AIM — From the listing below, work out how many lines contain "this". Reply with that number only.

########

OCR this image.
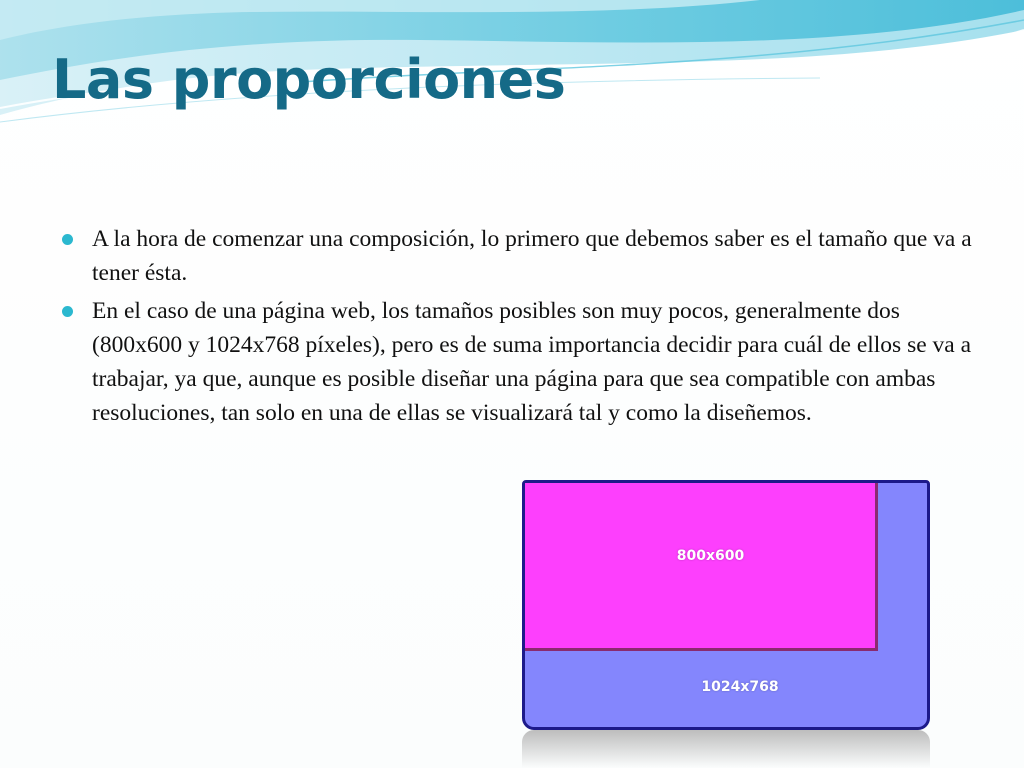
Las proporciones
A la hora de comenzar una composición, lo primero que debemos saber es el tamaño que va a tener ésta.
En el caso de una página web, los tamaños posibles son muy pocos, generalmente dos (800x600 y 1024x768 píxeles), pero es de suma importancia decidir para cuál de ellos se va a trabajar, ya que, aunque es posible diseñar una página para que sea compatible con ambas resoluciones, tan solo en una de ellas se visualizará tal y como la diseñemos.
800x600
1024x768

########

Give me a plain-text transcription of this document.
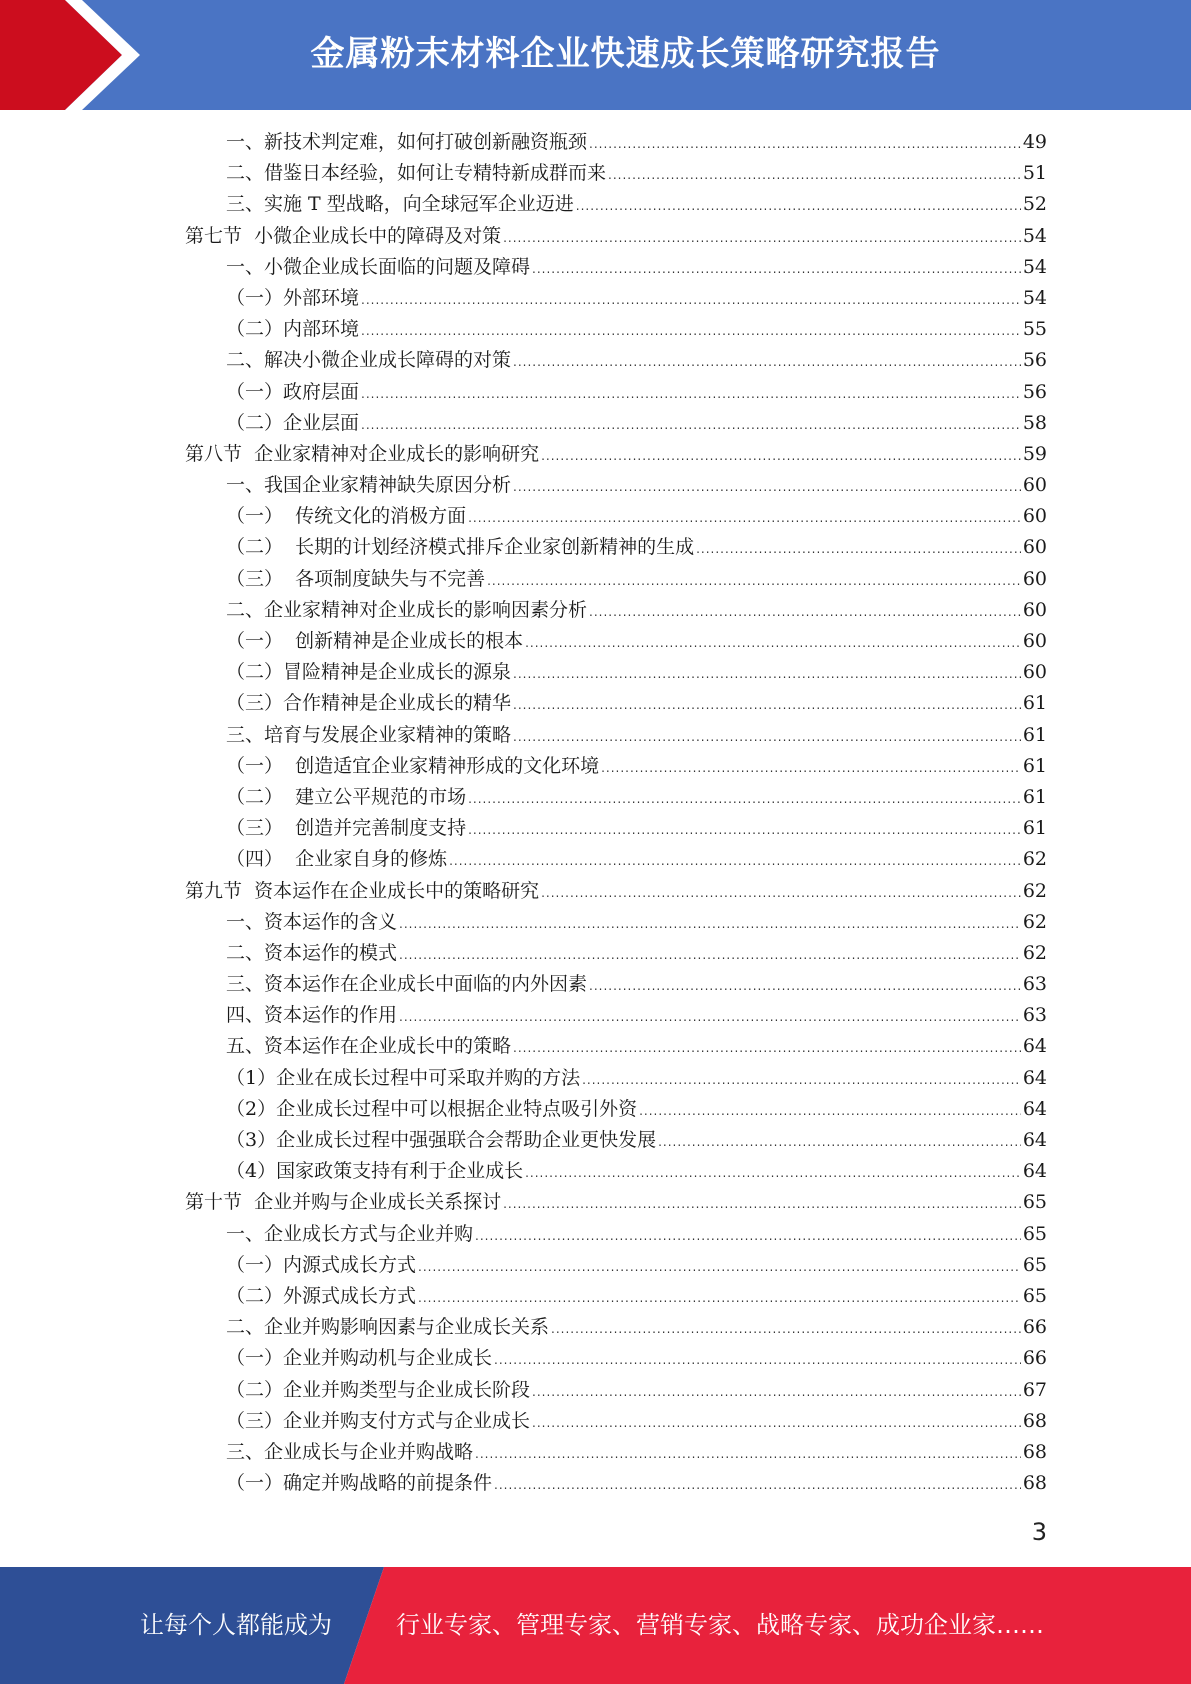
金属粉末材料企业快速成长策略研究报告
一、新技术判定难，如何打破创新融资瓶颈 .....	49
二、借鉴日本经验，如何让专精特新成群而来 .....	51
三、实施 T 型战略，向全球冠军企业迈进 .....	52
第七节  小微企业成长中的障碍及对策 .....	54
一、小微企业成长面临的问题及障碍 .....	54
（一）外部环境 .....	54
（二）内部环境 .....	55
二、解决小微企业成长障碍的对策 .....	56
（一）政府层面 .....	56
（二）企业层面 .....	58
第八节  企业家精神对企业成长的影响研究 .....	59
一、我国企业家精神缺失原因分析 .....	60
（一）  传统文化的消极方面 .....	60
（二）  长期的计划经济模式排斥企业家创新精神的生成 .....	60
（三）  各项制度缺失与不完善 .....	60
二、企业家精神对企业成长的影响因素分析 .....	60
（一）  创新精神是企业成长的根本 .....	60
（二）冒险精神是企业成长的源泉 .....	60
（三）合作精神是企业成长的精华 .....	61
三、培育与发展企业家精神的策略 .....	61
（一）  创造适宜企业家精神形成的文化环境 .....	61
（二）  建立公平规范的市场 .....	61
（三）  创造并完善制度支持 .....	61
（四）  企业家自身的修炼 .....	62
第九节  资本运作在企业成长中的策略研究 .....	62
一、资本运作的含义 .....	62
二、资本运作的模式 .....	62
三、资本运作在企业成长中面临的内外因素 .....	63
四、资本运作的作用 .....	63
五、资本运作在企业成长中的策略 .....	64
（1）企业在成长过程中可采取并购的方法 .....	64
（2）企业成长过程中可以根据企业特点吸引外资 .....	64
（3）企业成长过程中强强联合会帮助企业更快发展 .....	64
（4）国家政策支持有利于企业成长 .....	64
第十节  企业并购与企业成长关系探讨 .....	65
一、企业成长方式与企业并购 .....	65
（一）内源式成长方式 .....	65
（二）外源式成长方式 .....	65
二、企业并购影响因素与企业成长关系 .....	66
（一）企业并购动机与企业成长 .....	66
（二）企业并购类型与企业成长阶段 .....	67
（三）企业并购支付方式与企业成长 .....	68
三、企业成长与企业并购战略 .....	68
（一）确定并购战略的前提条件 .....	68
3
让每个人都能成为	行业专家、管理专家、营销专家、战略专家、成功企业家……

########

REPLY — 2